■ Problem statement
What follows is a listing. Return every line of it exactly.

[Entries from a dataset]
————————
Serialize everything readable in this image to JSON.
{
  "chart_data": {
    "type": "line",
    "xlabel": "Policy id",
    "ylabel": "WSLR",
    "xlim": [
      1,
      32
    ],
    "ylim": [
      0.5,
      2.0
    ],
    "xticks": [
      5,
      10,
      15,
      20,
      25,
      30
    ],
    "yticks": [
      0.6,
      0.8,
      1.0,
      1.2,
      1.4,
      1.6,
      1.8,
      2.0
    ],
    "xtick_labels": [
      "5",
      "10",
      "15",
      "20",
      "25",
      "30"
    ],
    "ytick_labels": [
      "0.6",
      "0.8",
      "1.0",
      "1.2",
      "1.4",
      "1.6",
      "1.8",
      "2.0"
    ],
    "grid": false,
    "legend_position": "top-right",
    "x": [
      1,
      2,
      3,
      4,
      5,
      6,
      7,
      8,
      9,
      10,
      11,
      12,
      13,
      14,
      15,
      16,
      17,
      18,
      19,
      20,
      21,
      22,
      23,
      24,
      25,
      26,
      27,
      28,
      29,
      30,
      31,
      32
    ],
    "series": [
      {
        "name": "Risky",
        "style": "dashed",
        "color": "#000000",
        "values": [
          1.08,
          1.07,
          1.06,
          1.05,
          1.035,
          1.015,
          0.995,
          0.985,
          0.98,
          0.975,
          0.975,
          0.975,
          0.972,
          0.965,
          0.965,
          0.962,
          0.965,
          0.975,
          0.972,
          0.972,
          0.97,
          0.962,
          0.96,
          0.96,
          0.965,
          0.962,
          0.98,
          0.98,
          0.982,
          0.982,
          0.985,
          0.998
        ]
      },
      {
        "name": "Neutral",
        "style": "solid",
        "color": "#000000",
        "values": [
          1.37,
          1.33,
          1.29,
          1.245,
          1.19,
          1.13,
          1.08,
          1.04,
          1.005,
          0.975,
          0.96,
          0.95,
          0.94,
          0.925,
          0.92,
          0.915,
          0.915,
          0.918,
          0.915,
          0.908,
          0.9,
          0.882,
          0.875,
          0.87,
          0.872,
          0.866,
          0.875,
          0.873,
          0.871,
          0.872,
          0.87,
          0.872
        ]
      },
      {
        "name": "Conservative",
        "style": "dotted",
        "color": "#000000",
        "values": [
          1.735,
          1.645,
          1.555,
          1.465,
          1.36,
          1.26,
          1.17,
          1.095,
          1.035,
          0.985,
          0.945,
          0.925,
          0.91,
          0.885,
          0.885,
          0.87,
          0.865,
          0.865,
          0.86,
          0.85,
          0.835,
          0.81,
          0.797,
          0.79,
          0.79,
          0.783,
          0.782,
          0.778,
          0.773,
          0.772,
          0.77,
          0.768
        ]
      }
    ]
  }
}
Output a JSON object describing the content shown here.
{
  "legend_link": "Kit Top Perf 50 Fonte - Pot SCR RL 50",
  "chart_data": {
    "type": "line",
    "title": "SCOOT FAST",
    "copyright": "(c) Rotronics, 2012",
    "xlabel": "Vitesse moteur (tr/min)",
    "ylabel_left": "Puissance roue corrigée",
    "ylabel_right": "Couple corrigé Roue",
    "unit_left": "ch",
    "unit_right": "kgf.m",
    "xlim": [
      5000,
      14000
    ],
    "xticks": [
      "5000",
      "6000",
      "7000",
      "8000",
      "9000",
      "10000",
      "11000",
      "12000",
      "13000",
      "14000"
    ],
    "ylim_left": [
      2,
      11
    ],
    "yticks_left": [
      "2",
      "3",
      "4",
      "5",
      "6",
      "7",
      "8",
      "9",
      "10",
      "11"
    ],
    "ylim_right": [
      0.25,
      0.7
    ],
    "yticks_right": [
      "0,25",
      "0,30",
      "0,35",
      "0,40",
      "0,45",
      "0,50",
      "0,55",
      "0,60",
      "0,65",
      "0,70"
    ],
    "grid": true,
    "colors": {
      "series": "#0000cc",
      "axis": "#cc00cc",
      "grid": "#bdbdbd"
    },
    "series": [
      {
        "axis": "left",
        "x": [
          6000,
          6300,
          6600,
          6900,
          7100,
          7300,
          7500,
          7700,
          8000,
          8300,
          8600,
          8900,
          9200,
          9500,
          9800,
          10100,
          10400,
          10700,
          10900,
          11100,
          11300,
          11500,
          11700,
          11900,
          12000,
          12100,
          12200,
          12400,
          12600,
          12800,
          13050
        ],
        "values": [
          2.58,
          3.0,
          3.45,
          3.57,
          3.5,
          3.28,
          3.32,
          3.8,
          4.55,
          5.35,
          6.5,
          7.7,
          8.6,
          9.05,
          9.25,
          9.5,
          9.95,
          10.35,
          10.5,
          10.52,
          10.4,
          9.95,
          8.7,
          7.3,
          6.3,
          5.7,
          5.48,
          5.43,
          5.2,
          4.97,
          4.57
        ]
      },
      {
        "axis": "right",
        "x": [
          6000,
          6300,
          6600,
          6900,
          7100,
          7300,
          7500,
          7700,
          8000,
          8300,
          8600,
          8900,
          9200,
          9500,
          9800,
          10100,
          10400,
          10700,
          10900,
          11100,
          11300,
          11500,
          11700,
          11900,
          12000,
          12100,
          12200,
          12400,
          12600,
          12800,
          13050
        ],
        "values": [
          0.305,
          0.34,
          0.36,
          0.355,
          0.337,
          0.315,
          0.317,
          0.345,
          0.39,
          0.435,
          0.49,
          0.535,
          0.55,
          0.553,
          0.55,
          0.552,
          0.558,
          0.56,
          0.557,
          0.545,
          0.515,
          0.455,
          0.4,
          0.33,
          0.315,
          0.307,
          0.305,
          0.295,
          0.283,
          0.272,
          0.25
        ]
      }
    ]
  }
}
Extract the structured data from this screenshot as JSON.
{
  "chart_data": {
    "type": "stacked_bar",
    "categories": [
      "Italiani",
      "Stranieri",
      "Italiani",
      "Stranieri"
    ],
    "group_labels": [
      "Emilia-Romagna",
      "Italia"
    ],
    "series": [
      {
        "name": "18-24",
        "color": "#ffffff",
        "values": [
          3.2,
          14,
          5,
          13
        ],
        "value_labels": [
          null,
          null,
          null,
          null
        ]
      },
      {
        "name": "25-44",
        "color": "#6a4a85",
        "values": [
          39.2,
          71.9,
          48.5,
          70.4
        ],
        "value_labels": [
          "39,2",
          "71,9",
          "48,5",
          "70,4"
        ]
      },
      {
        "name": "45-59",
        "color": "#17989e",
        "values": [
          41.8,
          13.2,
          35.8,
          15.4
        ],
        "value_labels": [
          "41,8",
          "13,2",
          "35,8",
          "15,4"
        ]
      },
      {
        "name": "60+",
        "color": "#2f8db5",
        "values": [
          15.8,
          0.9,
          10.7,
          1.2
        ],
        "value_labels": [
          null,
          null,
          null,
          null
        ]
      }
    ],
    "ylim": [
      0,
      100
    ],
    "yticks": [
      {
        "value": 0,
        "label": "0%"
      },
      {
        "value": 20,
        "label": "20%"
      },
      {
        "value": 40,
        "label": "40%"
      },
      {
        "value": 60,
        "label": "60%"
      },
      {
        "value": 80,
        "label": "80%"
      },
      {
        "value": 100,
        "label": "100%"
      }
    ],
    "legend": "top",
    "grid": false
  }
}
————————
■ Task result
Serialize everything readable in this image to JSON.
{
  "chart_data": {
    "type": "line",
    "xlabel": "Policy id",
    "ylabel": "WSLR",
    "xlim": [
      1,
      32
    ],
    "ylim": [
      0.5,
      2.0
    ],
    "xticks": [
      5,
      10,
      15,
      20,
      25,
      30
    ],
    "yticks": [
      0.6,
      0.8,
      1.0,
      1.2,
      1.4,
      1.6,
      1.8,
      2.0
    ],
    "xtick_labels": [
      "5",
      "10",
      "15",
      "20",
      "25",
      "30"
    ],
    "ytick_labels": [
      "0.6",
      "0.8",
      "1.0",
      "1.2",
      "1.4",
      "1.6",
      "1.8",
      "2.0"
    ],
    "grid": false,
    "legend_position": "top-right",
    "x": [
      1,
      2,
      3,
      4,
      5,
      6,
      7,
      8,
      9,
      10,
      11,
      12,
      13,
      14,
      15,
      16,
      17,
      18,
      19,
      20,
      21,
      22,
      23,
      24,
      25,
      26,
      27,
      28,
      29,
      30,
      31,
      32
    ],
    "series": [
      {
        "name": "Risky",
        "style": "dashed",
        "color": "#000000",
        "values": [
          1.08,
          1.07,
          1.06,
          1.05,
          1.035,
          1.015,
          0.995,
          0.985,
          0.98,
          0.975,
          0.975,
          0.975,
          0.972,
          0.965,
          0.965,
          0.962,
          0.965,
          0.975,
          0.972,
          0.972,
          0.97,
          0.962,
          0.96,
          0.96,
          0.965,
          0.962,
          0.98,
          0.98,
          0.982,
          0.982,
          0.985,
          0.998
        ]
      },
      {
        "name": "Neutral",
        "style": "solid",
        "color": "#000000",
        "values": [
          1.37,
          1.33,
          1.29,
          1.245,
          1.19,
          1.13,
          1.08,
          1.04,
          1.005,
          0.975,
          0.96,
          0.95,
          0.94,
          0.925,
          0.92,
          0.915,
          0.915,
          0.918,
          0.915,
          0.908,
          0.9,
          0.882,
          0.875,
          0.87,
          0.872,
          0.866,
          0.875,
          0.873,
          0.871,
          0.872,
          0.87,
          0.872
        ]
      },
      {
        "name": "Conservative",
        "style": "dotted",
        "color": "#000000",
        "values": [
          1.735,
          1.645,
          1.555,
          1.465,
          1.36,
          1.26,
          1.17,
          1.095,
          1.035,
          0.985,
          0.945,
          0.925,
          0.91,
          0.885,
          0.885,
          0.87,
          0.865,
          0.865,
          0.86,
          0.85,
          0.835,
          0.81,
          0.797,
          0.79,
          0.79,
          0.783,
          0.782,
          0.778,
          0.773,
          0.772,
          0.77,
          0.768
        ]
      }
    ]
  }
}
Output a JSON object describing the content shown here.
{
  "legend_link": "Kit Top Perf 50 Fonte - Pot SCR RL 50",
  "chart_data": {
    "type": "line",
    "title": "SCOOT FAST",
    "copyright": "(c) Rotronics, 2012",
    "xlabel": "Vitesse moteur (tr/min)",
    "ylabel_left": "Puissance roue corrigée",
    "ylabel_right": "Couple corrigé Roue",
    "unit_left": "ch",
    "unit_right": "kgf.m",
    "xlim": [
      5000,
      14000
    ],
    "xticks": [
      "5000",
      "6000",
      "7000",
      "8000",
      "9000",
      "10000",
      "11000",
      "12000",
      "13000",
      "14000"
    ],
    "ylim_left": [
      2,
      11
    ],
    "yticks_left": [
      "2",
      "3",
      "4",
      "5",
      "6",
      "7",
      "8",
      "9",
      "10",
      "11"
    ],
    "ylim_right": [
      0.25,
      0.7
    ],
    "yticks_right": [
      "0,25",
      "0,30",
      "0,35",
      "0,40",
      "0,45",
      "0,50",
      "0,55",
      "0,60",
      "0,65",
      "0,70"
    ],
    "grid": true,
    "colors": {
      "series": "#0000cc",
      "axis": "#cc00cc",
      "grid": "#bdbdbd"
    },
    "series": [
      {
        "axis": "left",
        "x": [
          6000,
          6300,
          6600,
          6900,
          7100,
          7300,
          7500,
          7700,
          8000,
          8300,
          8600,
          8900,
          9200,
          9500,
          9800,
          10100,
          10400,
          10700,
          10900,
          11100,
          11300,
          11500,
          11700,
          11900,
          12000,
          12100,
          12200,
          12400,
          12600,
          12800,
          13050
        ],
        "values": [
          2.58,
          3.0,
          3.45,
          3.57,
          3.5,
          3.28,
          3.32,
          3.8,
          4.55,
          5.35,
          6.5,
          7.7,
          8.6,
          9.05,
          9.25,
          9.5,
          9.95,
          10.35,
          10.5,
          10.52,
          10.4,
          9.95,
          8.7,
          7.3,
          6.3,
          5.7,
          5.48,
          5.43,
          5.2,
          4.97,
          4.57
        ]
      },
      {
        "axis": "right",
        "x": [
          6000,
          6300,
          6600,
          6900,
          7100,
          7300,
          7500,
          7700,
          8000,
          8300,
          8600,
          8900,
          9200,
          9500,
          9800,
          10100,
          10400,
          10700,
          10900,
          11100,
          11300,
          11500,
          11700,
          11900,
          12000,
          12100,
          12200,
          12400,
          12600,
          12800,
          13050
        ],
        "values": [
          0.305,
          0.34,
          0.36,
          0.355,
          0.337,
          0.315,
          0.317,
          0.345,
          0.39,
          0.435,
          0.49,
          0.535,
          0.55,
          0.553,
          0.55,
          0.552,
          0.558,
          0.56,
          0.557,
          0.545,
          0.515,
          0.455,
          0.4,
          0.33,
          0.315,
          0.307,
          0.305,
          0.295,
          0.283,
          0.272,
          0.25
        ]
      }
    ]
  }
}
Extract the structured data from this screenshot as JSON.
{
  "chart_data": {
    "type": "stacked_bar",
    "categories": [
      "Italiani",
      "Stranieri",
      "Italiani",
      "Stranieri"
    ],
    "group_labels": [
      "Emilia-Romagna",
      "Italia"
    ],
    "series": [
      {
        "name": "18-24",
        "color": "#ffffff",
        "values": [
          3.2,
          14,
          5,
          13
        ],
        "value_labels": [
          null,
          null,
          null,
          null
        ]
      },
      {
        "name": "25-44",
        "color": "#6a4a85",
        "values": [
          39.2,
          71.9,
          48.5,
          70.4
        ],
        "value_labels": [
          "39,2",
          "71,9",
          "48,5",
          "70,4"
        ]
      },
      {
        "name": "45-59",
        "color": "#17989e",
        "values": [
          41.8,
          13.2,
          35.8,
          15.4
        ],
        "value_labels": [
          "41,8",
          "13,2",
          "35,8",
          "15,4"
        ]
      },
      {
        "name": "60+",
        "color": "#2f8db5",
        "values": [
          15.8,
          0.9,
          10.7,
          1.2
        ],
        "value_labels": [
          null,
          null,
          null,
          null
        ]
      }
    ],
    "ylim": [
      0,
      100
    ],
    "yticks": [
      {
        "value": 0,
        "label": "0%"
      },
      {
        "value": 20,
        "label": "20%"
      },
      {
        "value": 40,
        "label": "40%"
      },
      {
        "value": 60,
        "label": "60%"
      },
      {
        "value": 80,
        "label": "80%"
      },
      {
        "value": 100,
        "label": "100%"
      }
    ],
    "legend": "top",
    "grid": false
  }
}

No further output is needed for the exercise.